-- Start of DATA SECTION --

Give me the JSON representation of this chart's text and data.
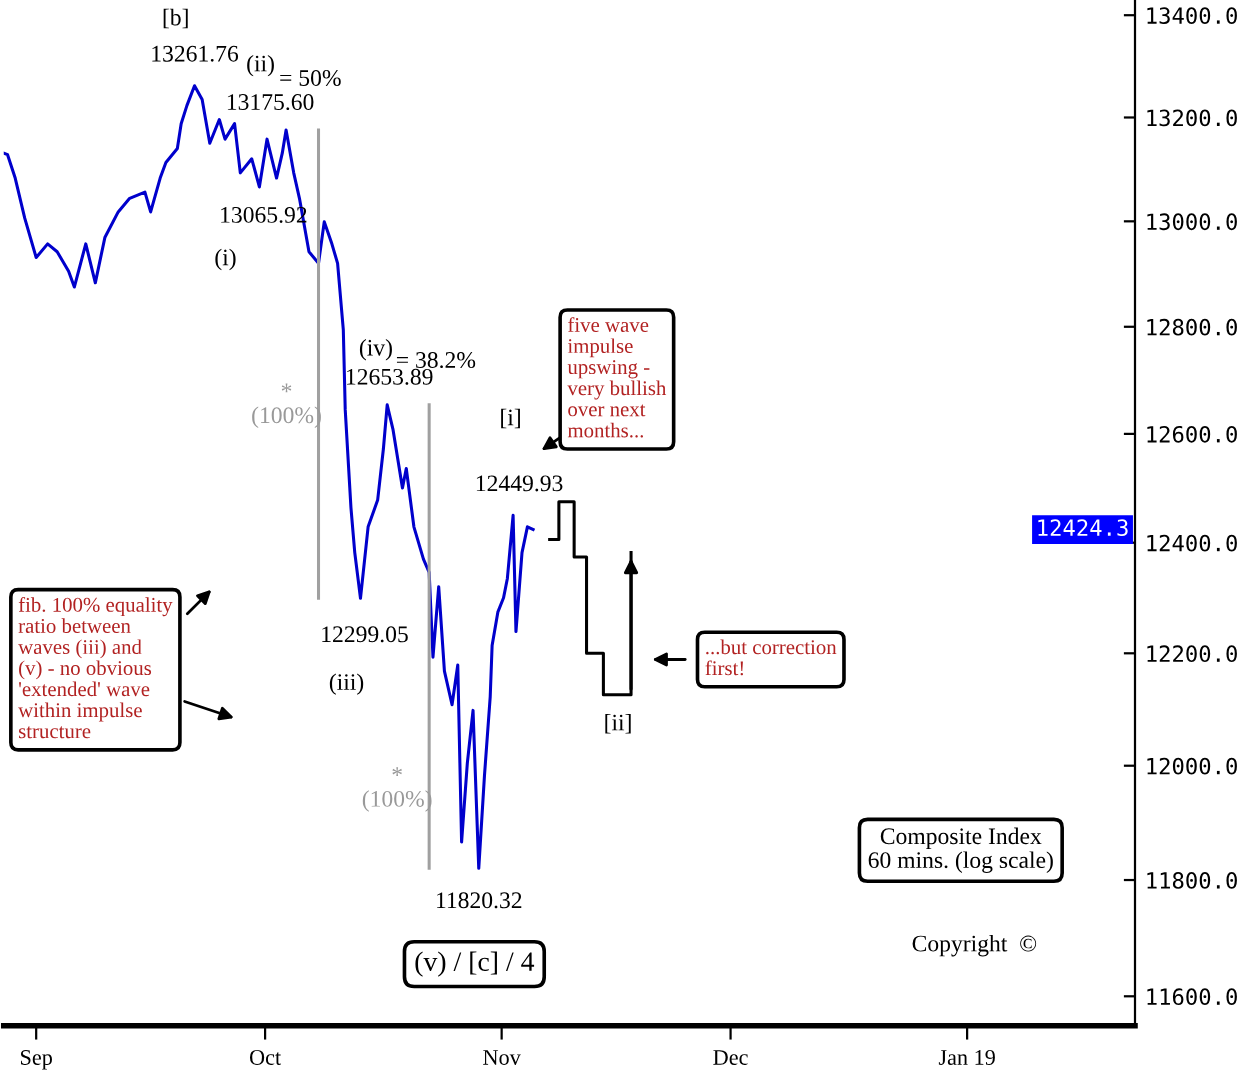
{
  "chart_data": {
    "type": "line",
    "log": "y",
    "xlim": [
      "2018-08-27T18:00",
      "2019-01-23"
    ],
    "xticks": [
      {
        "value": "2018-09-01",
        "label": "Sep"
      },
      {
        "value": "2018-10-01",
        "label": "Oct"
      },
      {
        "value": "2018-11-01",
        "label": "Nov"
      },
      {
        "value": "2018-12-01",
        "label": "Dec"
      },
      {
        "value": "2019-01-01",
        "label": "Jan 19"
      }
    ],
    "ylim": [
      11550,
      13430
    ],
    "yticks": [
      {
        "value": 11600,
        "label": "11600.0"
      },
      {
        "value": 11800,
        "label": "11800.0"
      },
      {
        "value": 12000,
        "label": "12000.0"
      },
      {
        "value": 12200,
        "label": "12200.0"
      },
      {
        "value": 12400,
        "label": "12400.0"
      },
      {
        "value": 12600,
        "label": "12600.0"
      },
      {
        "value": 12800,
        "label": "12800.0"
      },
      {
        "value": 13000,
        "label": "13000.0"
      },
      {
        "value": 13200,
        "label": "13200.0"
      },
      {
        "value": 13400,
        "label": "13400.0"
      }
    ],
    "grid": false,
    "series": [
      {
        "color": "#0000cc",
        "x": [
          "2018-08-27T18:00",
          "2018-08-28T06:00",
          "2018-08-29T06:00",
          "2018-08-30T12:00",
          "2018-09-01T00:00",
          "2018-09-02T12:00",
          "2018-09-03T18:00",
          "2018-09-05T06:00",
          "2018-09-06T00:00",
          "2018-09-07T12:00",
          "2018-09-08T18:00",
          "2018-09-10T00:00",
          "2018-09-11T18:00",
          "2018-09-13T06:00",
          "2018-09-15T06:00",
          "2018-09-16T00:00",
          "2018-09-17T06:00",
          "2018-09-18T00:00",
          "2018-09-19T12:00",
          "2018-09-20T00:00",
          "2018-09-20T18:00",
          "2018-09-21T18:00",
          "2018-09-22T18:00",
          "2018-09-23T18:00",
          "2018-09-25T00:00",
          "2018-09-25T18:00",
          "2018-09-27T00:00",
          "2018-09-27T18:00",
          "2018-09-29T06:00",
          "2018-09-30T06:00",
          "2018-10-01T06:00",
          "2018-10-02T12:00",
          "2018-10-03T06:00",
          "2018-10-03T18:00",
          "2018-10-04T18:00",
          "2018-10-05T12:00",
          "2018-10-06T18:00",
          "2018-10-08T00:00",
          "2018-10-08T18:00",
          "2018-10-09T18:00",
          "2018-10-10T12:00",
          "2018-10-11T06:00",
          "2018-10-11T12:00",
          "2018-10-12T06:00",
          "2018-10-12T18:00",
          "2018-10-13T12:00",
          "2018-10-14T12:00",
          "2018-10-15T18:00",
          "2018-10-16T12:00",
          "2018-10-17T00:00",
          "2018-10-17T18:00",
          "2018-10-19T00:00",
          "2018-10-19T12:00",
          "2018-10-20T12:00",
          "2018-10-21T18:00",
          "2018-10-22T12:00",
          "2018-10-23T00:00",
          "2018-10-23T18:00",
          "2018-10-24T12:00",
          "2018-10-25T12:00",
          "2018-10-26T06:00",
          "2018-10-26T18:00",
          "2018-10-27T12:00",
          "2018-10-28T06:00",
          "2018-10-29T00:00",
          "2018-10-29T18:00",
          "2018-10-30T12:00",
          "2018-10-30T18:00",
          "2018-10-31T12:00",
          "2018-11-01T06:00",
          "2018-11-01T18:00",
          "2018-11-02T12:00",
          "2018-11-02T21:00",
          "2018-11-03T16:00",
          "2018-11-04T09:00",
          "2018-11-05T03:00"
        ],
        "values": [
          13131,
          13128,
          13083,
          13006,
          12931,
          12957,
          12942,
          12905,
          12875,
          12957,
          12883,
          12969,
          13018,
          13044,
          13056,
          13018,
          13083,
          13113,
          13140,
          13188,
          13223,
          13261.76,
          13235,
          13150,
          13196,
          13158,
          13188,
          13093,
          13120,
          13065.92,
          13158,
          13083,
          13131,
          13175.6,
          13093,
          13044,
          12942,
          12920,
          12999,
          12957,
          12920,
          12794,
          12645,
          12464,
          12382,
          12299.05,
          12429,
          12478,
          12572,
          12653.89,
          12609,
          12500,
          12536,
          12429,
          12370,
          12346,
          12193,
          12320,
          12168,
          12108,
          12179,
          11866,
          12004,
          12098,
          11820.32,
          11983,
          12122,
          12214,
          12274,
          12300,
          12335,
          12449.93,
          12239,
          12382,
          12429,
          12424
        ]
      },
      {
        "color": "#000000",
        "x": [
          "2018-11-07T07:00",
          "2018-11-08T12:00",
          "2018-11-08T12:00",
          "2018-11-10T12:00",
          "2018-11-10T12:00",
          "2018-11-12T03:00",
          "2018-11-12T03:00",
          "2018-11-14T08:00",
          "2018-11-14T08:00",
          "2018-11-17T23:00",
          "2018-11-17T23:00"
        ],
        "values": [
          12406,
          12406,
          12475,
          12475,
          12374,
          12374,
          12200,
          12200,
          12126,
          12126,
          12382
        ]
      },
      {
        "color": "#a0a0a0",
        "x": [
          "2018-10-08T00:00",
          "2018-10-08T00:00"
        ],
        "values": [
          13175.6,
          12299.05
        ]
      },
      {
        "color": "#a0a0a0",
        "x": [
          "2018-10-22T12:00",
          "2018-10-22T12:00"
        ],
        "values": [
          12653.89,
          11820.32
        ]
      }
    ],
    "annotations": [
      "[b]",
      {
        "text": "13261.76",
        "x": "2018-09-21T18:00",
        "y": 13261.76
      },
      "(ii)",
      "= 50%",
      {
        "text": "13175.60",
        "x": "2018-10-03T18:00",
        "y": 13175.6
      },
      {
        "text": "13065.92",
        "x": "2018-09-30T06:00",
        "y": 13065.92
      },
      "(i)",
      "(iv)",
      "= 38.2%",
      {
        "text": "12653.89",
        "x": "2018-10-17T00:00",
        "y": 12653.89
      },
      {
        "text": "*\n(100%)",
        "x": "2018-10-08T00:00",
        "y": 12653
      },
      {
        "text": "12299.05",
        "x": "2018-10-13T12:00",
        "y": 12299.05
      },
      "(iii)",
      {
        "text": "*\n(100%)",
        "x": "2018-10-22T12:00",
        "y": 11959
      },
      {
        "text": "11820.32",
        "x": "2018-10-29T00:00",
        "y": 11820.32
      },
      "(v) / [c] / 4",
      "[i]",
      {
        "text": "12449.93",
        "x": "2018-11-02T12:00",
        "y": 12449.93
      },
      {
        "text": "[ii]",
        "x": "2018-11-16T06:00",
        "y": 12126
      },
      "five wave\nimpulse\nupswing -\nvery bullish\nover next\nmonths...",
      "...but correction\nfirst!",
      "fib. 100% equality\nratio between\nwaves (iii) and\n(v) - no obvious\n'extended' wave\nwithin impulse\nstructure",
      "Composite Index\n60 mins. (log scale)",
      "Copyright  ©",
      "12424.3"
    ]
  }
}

-- End of DATA SECTION --
-- Start of DATA SECTION --

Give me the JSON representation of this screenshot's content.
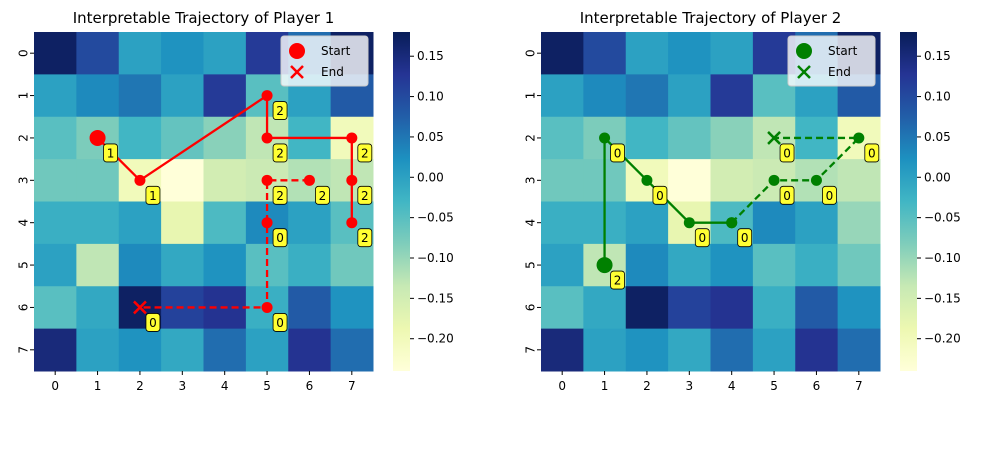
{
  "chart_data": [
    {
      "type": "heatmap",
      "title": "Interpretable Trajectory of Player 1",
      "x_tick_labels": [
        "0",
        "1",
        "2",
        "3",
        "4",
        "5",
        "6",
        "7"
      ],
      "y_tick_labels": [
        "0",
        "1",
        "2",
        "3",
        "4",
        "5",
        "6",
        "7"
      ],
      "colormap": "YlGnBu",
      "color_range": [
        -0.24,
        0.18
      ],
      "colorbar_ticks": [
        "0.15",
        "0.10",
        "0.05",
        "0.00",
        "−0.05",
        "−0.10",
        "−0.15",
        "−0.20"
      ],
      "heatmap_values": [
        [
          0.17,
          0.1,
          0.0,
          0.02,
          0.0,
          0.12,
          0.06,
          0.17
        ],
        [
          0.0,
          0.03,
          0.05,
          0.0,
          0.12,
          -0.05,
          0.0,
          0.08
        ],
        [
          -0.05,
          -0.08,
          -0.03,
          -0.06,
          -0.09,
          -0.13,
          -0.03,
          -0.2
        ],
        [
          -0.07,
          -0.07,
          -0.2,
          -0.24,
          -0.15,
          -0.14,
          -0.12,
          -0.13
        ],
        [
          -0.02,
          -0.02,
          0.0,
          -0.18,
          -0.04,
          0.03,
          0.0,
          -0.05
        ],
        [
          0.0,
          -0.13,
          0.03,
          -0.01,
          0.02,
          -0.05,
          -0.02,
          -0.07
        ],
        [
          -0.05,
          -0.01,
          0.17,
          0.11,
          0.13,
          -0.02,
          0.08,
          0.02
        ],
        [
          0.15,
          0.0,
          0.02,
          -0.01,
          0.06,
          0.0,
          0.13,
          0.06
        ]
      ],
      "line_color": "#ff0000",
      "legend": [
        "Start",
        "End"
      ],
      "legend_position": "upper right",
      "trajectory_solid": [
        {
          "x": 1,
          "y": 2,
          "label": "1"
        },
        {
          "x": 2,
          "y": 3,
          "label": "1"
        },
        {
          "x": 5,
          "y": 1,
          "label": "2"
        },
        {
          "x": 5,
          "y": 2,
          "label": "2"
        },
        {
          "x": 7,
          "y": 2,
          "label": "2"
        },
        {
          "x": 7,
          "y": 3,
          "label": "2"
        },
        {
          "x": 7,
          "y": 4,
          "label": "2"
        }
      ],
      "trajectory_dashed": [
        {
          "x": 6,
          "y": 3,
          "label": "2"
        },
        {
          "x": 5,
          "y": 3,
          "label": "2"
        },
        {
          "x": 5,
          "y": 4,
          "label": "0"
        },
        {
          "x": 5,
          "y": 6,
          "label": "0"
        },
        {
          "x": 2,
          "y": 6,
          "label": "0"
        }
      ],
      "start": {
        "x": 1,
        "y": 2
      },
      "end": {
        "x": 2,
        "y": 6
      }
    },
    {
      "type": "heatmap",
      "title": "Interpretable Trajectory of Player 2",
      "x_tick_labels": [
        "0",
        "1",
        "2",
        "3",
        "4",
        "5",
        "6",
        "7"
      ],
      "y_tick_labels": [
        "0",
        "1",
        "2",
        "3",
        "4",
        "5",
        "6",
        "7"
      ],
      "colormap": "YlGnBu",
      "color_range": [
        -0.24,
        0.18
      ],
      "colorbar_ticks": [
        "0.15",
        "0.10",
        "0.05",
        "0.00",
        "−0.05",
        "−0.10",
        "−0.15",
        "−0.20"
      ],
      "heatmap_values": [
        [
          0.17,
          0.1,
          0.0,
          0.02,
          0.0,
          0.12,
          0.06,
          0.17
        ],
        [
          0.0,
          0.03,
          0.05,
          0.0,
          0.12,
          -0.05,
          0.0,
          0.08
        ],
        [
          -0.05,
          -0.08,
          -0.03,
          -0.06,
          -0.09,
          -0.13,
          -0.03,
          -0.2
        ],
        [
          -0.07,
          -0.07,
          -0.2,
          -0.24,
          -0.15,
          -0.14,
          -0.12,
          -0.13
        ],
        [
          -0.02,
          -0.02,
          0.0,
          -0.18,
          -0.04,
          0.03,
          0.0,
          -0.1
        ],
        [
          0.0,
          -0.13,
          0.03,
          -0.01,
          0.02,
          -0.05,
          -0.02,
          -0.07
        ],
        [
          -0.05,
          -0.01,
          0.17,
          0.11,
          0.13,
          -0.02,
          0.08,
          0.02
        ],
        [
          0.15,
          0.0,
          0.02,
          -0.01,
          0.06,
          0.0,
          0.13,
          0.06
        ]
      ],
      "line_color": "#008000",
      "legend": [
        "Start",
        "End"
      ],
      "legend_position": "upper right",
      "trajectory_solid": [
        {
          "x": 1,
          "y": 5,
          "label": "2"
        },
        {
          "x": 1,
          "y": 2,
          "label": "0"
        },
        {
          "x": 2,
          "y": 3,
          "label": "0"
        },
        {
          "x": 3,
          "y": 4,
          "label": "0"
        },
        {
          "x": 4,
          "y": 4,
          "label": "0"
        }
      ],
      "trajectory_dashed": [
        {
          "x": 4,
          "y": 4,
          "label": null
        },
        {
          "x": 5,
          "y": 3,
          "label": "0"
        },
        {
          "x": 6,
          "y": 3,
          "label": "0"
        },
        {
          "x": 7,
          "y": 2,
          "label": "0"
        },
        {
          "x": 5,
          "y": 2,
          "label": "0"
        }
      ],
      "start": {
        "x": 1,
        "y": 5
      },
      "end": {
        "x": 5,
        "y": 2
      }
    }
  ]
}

-- End of DATA SECTION --
-- Start of DATA SECTION --

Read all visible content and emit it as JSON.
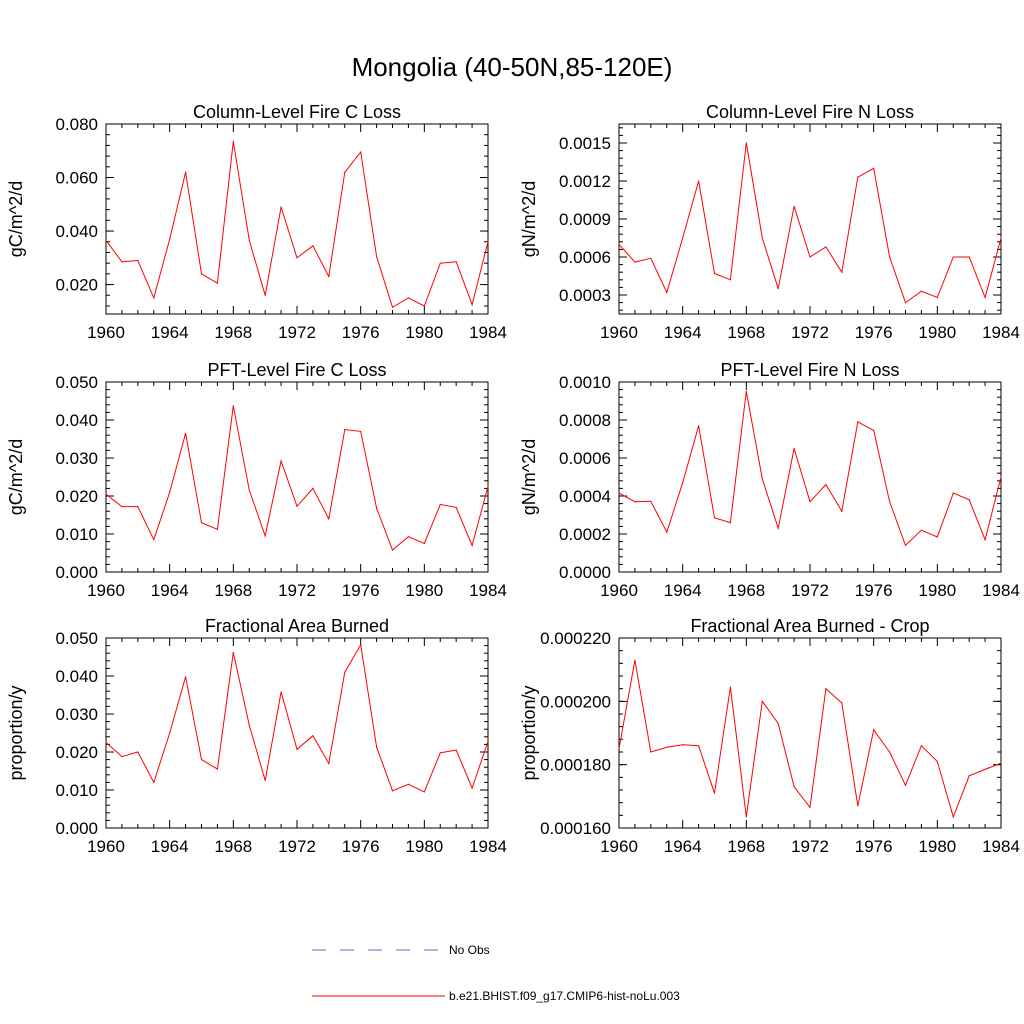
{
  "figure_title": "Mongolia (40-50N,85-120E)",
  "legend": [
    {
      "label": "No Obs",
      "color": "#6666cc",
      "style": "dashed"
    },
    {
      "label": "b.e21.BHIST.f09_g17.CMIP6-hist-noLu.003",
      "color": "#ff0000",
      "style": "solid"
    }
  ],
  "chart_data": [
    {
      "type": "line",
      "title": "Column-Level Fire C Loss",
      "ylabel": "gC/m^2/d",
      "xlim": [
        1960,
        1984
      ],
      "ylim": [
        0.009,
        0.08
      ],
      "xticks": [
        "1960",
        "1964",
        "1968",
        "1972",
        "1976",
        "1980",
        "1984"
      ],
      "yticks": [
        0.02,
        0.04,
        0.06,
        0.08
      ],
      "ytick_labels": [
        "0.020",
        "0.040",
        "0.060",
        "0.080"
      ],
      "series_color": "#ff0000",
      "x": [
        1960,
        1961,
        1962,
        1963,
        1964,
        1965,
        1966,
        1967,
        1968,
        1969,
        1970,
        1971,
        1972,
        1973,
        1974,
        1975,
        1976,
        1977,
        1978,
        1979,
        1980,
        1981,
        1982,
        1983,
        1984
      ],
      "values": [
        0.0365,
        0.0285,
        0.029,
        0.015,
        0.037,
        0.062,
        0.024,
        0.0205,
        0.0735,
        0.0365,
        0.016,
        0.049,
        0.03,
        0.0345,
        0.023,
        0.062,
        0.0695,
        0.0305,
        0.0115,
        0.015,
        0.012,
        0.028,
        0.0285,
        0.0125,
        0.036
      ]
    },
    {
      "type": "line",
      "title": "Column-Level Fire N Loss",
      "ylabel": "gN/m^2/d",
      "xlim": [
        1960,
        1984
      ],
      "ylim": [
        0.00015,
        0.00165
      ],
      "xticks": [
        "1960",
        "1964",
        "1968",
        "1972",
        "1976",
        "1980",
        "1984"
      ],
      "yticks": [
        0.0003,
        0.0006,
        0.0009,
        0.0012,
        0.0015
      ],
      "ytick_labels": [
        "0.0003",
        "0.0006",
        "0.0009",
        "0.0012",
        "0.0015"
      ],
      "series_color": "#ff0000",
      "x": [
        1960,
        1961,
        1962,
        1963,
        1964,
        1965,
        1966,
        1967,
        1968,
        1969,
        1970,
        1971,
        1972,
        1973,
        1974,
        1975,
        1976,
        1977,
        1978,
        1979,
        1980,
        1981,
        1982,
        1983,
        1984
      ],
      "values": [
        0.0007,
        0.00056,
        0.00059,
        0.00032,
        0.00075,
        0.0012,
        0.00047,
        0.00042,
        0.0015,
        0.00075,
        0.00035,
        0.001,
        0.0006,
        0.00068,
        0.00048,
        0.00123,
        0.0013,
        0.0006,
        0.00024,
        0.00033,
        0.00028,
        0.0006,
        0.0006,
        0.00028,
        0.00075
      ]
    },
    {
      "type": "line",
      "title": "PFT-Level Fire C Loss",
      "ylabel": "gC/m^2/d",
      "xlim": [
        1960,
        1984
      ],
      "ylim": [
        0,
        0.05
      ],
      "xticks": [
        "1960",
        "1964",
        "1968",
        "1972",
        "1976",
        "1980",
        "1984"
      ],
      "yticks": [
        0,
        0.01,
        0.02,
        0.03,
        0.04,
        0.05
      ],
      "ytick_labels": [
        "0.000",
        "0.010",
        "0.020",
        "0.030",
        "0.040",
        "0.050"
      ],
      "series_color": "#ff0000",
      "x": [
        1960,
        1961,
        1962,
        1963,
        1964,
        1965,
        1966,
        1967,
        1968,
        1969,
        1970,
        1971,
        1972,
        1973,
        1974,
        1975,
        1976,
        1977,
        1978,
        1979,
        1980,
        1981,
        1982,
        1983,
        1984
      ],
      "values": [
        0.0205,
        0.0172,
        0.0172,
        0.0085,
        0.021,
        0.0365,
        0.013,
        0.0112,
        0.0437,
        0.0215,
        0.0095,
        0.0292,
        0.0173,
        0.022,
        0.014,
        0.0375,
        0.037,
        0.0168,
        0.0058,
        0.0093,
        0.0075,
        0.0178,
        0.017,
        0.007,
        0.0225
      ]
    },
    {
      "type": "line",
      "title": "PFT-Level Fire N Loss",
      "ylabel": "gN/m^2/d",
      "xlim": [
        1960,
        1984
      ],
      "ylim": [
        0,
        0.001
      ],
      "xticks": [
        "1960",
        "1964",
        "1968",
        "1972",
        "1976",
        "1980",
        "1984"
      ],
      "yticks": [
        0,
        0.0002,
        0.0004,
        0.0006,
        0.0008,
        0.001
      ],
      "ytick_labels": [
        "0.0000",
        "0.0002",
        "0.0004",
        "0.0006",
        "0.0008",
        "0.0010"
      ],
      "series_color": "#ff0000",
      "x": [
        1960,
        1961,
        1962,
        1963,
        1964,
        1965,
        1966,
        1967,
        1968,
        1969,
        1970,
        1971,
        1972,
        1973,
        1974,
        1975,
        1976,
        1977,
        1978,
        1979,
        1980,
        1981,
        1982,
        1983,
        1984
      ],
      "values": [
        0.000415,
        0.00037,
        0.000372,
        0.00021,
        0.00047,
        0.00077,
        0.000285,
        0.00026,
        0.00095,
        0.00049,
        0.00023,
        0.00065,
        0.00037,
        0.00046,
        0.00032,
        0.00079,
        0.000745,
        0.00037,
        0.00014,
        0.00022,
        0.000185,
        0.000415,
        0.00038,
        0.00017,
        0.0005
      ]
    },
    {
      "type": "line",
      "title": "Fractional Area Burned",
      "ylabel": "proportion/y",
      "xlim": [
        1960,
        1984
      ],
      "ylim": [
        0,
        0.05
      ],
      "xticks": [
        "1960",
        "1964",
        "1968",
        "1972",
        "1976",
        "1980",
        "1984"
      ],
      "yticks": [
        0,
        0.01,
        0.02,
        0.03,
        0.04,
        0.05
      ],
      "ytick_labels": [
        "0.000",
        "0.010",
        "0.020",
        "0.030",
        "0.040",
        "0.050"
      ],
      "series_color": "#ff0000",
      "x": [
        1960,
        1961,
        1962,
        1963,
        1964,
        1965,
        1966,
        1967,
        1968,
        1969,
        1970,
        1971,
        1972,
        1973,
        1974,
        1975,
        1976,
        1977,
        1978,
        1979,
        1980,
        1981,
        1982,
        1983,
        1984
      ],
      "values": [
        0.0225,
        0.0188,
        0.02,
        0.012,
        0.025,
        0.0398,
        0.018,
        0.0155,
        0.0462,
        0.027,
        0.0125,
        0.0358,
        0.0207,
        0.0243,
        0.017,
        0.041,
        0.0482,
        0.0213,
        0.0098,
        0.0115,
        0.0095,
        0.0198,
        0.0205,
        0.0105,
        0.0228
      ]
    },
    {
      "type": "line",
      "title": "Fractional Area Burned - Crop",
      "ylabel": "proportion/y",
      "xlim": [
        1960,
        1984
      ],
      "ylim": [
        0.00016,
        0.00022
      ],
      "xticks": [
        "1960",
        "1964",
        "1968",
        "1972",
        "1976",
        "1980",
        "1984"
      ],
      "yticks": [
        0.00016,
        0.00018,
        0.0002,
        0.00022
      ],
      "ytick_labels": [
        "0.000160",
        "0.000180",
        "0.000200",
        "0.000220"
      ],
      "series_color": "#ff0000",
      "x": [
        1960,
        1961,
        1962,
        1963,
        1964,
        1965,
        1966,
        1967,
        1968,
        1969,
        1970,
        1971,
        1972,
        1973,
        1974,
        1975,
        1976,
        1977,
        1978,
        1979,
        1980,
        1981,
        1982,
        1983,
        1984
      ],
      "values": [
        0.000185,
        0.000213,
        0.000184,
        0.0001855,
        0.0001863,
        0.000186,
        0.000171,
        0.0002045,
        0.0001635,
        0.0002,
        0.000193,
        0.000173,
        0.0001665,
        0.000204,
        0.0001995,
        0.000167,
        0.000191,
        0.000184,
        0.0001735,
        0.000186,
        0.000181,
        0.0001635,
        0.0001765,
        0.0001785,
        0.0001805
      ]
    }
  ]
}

-- End of DATA SECTION --

#### EXERCISE
Find every line in the records above that contains the word "Burned", and copy each one.

#### WRITTEN ANSWER
      "title": "Fractional Area Burned",
      "title": "Fractional Area Burned - Crop",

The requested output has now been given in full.